* **GOAL OF THE EXERCISE**:
Without the images, write out the whole listing exactly.

* **TASK INPUT**:

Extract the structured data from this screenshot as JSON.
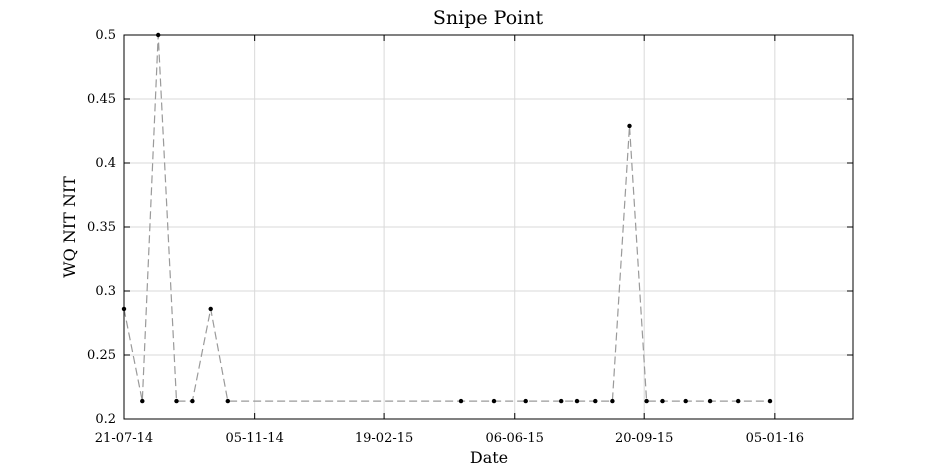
{
  "chart_data": {
    "type": "line",
    "title": "Snipe Point",
    "xlabel": "Date",
    "ylabel": "WQ NIT NIT",
    "xlim": [
      "2014-07-21",
      "2016-03-09"
    ],
    "ylim": [
      0.2,
      0.5
    ],
    "x_ticks": [
      "21-07-14",
      "05-11-14",
      "19-02-15",
      "06-06-15",
      "20-09-15",
      "05-01-16"
    ],
    "x_tick_dates": [
      "2014-07-21",
      "2014-11-05",
      "2015-02-19",
      "2015-06-06",
      "2015-09-20",
      "2016-01-05"
    ],
    "y_ticks": [
      "0.2",
      "0.25",
      "0.3",
      "0.35",
      "0.4",
      "0.45",
      "0.5"
    ],
    "y_tick_values": [
      0.2,
      0.25,
      0.3,
      0.35,
      0.4,
      0.45,
      0.5
    ],
    "grid": true,
    "series": [
      {
        "line_color": "#9a9a9a",
        "marker_color": "#000000",
        "line_style": "dashed",
        "x": [
          "2014-07-21",
          "2014-08-05",
          "2014-08-18",
          "2014-09-02",
          "2014-09-15",
          "2014-09-30",
          "2014-10-14",
          "2015-04-23",
          "2015-05-20",
          "2015-06-15",
          "2015-07-14",
          "2015-07-27",
          "2015-08-11",
          "2015-08-25",
          "2015-09-08",
          "2015-09-22",
          "2015-10-05",
          "2015-10-24",
          "2015-11-13",
          "2015-12-06",
          "2016-01-01"
        ],
        "y": [
          0.286,
          0.214,
          0.5,
          0.214,
          0.214,
          0.286,
          0.214,
          0.214,
          0.214,
          0.214,
          0.214,
          0.214,
          0.214,
          0.214,
          0.429,
          0.214,
          0.214,
          0.214,
          0.214,
          0.214,
          0.214
        ]
      }
    ]
  }
}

* **CORRECT ANSWER**:
Extract the structured data from this screenshot as JSON.
{
  "chart_data": {
    "type": "line",
    "title": "Snipe Point",
    "xlabel": "Date",
    "ylabel": "WQ NIT NIT",
    "xlim": [
      "2014-07-21",
      "2016-03-09"
    ],
    "ylim": [
      0.2,
      0.5
    ],
    "x_ticks": [
      "21-07-14",
      "05-11-14",
      "19-02-15",
      "06-06-15",
      "20-09-15",
      "05-01-16"
    ],
    "x_tick_dates": [
      "2014-07-21",
      "2014-11-05",
      "2015-02-19",
      "2015-06-06",
      "2015-09-20",
      "2016-01-05"
    ],
    "y_ticks": [
      "0.2",
      "0.25",
      "0.3",
      "0.35",
      "0.4",
      "0.45",
      "0.5"
    ],
    "y_tick_values": [
      0.2,
      0.25,
      0.3,
      0.35,
      0.4,
      0.45,
      0.5
    ],
    "grid": true,
    "series": [
      {
        "line_color": "#9a9a9a",
        "marker_color": "#000000",
        "line_style": "dashed",
        "x": [
          "2014-07-21",
          "2014-08-05",
          "2014-08-18",
          "2014-09-02",
          "2014-09-15",
          "2014-09-30",
          "2014-10-14",
          "2015-04-23",
          "2015-05-20",
          "2015-06-15",
          "2015-07-14",
          "2015-07-27",
          "2015-08-11",
          "2015-08-25",
          "2015-09-08",
          "2015-09-22",
          "2015-10-05",
          "2015-10-24",
          "2015-11-13",
          "2015-12-06",
          "2016-01-01"
        ],
        "y": [
          0.286,
          0.214,
          0.5,
          0.214,
          0.214,
          0.286,
          0.214,
          0.214,
          0.214,
          0.214,
          0.214,
          0.214,
          0.214,
          0.214,
          0.429,
          0.214,
          0.214,
          0.214,
          0.214,
          0.214,
          0.214
        ]
      }
    ]
  }
}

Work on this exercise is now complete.